**TASK STATEMENT**. Check each line below for the word "title", and copy those that have it.

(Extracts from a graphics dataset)
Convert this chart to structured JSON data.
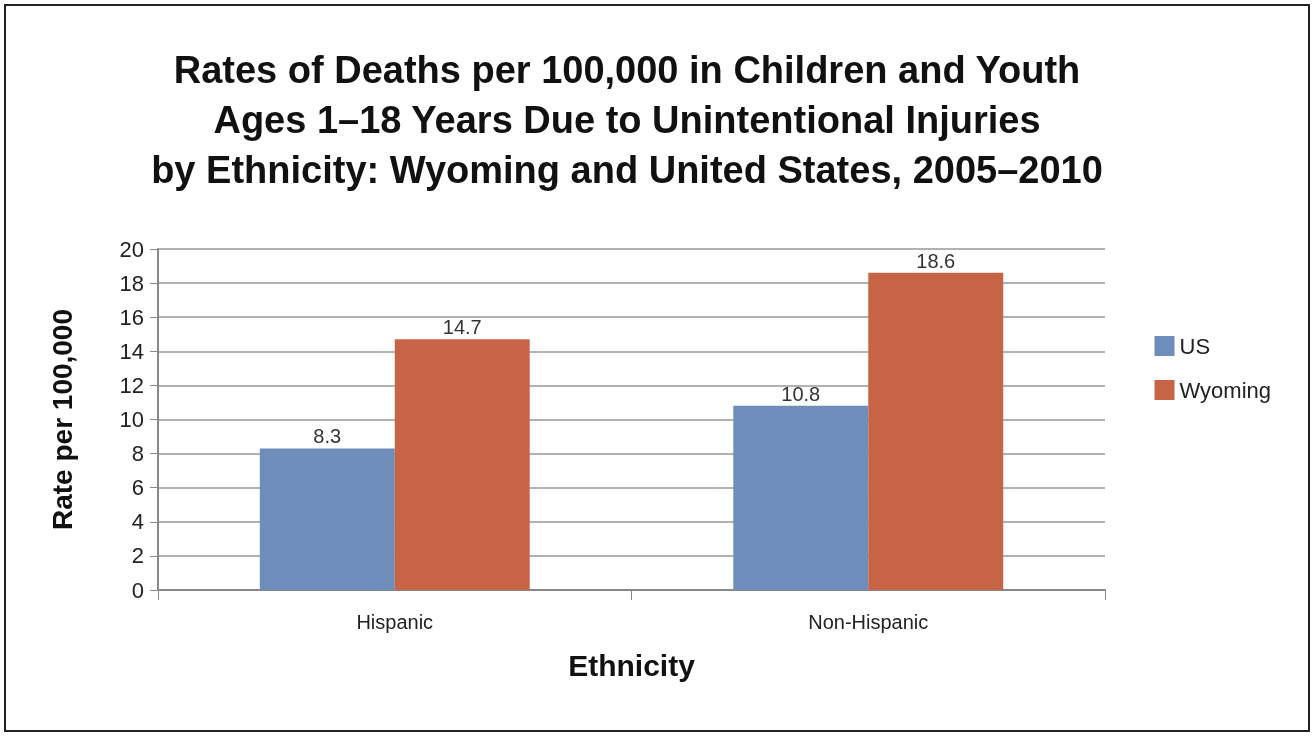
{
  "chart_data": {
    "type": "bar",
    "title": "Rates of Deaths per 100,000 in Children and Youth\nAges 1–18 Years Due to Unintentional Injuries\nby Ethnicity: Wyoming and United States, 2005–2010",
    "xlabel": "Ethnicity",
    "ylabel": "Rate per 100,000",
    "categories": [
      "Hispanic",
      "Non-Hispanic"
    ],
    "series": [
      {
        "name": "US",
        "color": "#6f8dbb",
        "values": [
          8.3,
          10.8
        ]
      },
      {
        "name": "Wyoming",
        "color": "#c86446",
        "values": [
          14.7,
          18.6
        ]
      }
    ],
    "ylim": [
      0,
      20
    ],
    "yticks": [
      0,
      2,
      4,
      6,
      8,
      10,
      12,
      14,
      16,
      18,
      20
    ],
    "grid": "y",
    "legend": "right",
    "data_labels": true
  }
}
==
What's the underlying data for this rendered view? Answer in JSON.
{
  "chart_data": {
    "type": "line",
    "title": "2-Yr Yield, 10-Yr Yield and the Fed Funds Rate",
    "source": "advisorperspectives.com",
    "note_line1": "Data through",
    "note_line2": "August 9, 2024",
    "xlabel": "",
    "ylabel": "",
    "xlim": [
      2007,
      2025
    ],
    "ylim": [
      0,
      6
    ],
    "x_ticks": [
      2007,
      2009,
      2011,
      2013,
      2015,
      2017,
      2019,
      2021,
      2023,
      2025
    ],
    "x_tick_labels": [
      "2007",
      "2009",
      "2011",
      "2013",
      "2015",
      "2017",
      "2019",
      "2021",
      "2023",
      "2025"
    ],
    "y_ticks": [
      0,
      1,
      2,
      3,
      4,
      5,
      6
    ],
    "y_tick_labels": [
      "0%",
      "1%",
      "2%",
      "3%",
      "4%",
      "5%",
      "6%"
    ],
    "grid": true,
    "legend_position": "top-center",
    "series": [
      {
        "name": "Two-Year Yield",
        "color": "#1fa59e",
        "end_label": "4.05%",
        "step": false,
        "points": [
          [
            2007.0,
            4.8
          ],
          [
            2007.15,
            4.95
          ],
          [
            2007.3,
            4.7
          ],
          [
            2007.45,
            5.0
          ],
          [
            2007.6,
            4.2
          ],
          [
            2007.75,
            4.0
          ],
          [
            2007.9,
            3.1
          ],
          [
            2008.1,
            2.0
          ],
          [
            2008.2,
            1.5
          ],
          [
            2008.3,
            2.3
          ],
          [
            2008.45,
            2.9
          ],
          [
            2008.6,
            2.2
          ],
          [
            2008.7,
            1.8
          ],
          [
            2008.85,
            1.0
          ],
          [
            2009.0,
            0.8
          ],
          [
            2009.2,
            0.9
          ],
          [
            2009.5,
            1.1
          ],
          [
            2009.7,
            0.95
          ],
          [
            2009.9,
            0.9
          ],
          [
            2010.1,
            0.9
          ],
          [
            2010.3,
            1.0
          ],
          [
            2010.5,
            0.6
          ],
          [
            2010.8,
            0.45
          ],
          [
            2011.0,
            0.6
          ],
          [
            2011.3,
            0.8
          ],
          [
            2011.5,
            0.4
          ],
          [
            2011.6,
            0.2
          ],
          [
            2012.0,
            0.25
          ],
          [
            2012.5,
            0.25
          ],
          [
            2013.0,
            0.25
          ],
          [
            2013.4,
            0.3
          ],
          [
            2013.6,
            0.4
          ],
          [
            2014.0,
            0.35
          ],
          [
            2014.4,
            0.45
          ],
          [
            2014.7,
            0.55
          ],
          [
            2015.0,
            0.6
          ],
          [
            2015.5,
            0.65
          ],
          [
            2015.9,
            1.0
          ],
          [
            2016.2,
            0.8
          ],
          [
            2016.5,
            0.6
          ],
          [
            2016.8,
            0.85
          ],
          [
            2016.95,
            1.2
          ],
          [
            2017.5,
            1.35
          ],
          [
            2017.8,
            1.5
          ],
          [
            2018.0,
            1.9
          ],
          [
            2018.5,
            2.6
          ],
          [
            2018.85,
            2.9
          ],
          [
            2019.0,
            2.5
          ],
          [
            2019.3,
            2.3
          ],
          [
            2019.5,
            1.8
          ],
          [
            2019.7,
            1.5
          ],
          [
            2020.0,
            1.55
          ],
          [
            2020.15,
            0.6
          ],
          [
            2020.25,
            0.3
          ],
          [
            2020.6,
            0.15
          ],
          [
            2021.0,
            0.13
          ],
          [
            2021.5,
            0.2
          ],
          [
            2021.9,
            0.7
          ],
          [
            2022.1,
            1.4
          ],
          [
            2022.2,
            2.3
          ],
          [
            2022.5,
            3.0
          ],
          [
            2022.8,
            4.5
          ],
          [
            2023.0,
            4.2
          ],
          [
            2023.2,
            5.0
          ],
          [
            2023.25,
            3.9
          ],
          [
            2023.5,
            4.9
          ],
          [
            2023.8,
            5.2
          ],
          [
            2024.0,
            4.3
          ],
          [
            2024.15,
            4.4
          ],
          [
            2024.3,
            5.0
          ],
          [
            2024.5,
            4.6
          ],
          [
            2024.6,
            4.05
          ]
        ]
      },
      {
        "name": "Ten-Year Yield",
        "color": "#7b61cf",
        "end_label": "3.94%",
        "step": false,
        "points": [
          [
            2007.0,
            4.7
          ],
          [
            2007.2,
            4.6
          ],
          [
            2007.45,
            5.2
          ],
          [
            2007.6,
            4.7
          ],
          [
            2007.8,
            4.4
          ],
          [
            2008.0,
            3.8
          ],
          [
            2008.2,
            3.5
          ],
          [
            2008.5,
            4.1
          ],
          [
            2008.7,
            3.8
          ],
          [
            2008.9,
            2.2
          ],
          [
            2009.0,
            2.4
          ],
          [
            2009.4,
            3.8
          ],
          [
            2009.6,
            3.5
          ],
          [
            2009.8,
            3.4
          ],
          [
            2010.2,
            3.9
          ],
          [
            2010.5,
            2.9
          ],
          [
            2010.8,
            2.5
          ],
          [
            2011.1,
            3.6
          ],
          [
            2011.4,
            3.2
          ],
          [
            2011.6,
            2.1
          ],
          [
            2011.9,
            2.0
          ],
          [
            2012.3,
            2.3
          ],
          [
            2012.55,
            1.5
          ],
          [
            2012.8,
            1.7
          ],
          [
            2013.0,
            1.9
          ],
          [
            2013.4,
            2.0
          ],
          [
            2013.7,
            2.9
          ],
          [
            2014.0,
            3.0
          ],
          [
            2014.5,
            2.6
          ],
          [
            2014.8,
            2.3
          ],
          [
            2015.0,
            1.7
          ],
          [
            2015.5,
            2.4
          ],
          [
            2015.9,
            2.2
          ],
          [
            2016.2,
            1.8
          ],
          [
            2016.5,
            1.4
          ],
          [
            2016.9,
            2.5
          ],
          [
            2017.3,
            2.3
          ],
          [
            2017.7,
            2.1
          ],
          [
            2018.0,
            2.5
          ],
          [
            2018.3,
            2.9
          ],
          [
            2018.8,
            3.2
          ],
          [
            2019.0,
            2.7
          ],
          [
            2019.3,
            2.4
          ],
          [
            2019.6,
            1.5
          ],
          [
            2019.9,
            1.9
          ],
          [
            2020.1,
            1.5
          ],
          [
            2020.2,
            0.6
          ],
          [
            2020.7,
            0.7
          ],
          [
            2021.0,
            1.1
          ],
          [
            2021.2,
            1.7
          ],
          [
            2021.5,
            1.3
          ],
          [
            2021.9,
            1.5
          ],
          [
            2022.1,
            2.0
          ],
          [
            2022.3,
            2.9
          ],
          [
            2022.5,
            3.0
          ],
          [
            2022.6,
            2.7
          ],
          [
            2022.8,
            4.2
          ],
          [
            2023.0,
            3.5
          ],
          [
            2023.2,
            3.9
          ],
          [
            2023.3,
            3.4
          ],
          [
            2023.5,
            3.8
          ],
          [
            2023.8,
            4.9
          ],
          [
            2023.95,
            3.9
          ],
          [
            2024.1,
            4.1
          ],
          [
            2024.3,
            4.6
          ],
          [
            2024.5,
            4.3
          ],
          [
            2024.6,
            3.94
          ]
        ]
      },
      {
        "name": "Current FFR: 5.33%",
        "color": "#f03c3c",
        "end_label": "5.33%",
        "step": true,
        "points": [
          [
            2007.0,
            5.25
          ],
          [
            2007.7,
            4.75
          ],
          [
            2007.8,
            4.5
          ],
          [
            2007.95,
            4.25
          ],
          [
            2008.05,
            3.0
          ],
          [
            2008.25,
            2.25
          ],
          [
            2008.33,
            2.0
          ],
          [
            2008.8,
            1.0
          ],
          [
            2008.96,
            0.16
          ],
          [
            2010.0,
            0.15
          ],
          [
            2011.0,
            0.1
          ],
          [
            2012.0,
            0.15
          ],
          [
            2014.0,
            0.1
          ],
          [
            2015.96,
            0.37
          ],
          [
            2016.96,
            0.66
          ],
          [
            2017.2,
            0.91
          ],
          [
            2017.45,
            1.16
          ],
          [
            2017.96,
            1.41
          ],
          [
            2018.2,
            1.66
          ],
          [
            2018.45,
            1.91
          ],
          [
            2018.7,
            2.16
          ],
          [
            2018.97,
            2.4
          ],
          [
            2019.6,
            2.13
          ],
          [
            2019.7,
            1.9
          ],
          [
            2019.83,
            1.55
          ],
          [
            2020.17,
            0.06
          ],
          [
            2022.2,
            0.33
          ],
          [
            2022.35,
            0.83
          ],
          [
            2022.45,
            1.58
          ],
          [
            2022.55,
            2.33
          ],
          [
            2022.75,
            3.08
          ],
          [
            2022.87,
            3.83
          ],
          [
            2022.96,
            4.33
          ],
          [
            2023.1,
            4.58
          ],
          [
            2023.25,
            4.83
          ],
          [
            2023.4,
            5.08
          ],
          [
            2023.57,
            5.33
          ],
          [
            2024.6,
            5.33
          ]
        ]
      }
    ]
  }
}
--
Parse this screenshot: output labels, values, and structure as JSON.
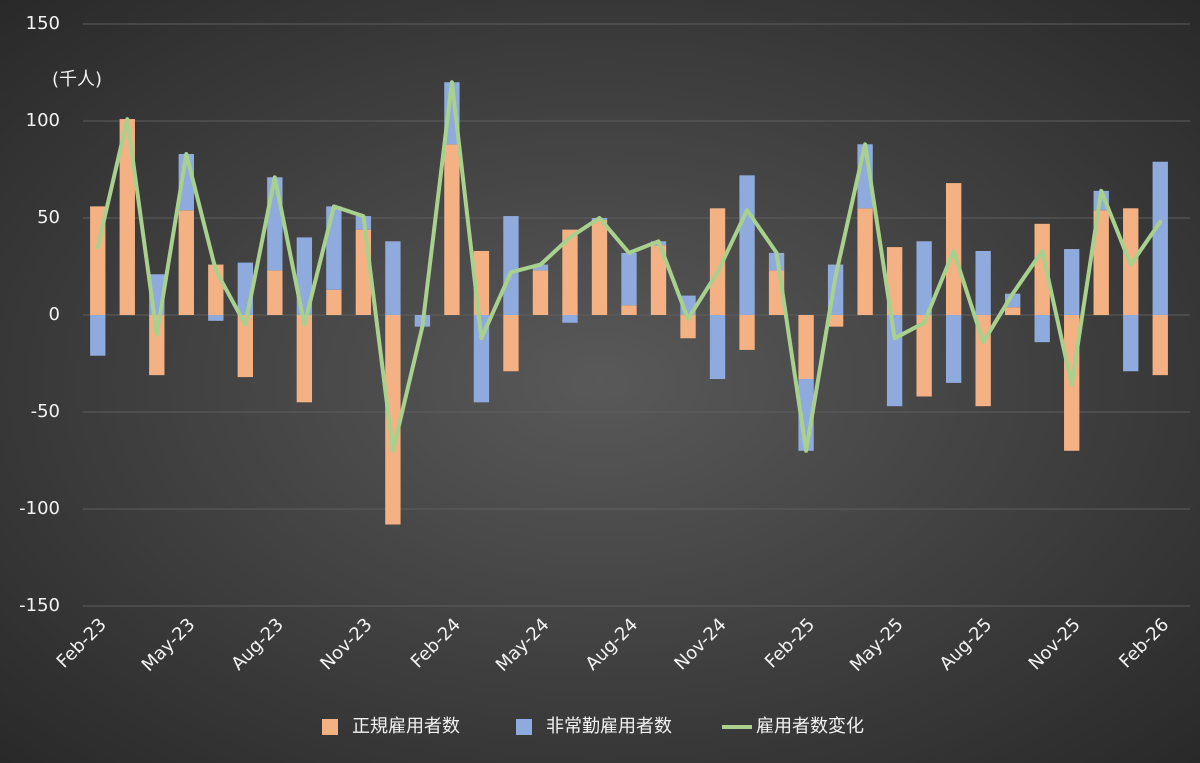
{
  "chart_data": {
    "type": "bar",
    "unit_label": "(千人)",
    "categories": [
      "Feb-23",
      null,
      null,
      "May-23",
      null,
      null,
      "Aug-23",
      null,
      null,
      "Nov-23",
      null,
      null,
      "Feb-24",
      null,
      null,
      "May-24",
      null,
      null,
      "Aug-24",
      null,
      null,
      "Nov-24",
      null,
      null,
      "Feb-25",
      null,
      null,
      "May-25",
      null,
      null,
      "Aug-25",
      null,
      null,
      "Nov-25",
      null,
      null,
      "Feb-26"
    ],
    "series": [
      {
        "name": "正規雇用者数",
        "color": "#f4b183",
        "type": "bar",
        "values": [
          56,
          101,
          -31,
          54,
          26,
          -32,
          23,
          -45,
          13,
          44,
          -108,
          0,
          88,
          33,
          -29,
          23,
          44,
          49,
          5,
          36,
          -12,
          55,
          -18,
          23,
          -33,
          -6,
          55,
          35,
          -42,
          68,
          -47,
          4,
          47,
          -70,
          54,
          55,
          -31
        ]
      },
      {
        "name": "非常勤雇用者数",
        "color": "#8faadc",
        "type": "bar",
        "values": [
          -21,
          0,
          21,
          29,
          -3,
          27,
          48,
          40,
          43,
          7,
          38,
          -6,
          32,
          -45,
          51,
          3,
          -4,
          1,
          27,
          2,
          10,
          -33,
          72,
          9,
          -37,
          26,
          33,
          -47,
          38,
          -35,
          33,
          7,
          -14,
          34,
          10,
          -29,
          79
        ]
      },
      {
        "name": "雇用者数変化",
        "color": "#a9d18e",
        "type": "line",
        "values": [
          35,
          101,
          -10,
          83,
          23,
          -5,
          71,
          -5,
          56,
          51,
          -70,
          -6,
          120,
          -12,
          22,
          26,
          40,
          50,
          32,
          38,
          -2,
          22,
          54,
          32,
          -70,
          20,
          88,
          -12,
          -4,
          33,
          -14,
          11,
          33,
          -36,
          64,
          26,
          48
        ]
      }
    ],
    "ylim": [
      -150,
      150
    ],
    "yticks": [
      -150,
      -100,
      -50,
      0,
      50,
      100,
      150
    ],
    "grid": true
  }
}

**EXERCISE OUTPUT**.
    "title": "Rates of Deaths per 100,000 in Children and Youth\nAges 1–18 Years Due to Unintentional Injuries\nby Ethnicity: Wyoming and United States, 2005–2010",
    "title": "2-Yr Yield, 10-Yr Yield and the Fed Funds Rate",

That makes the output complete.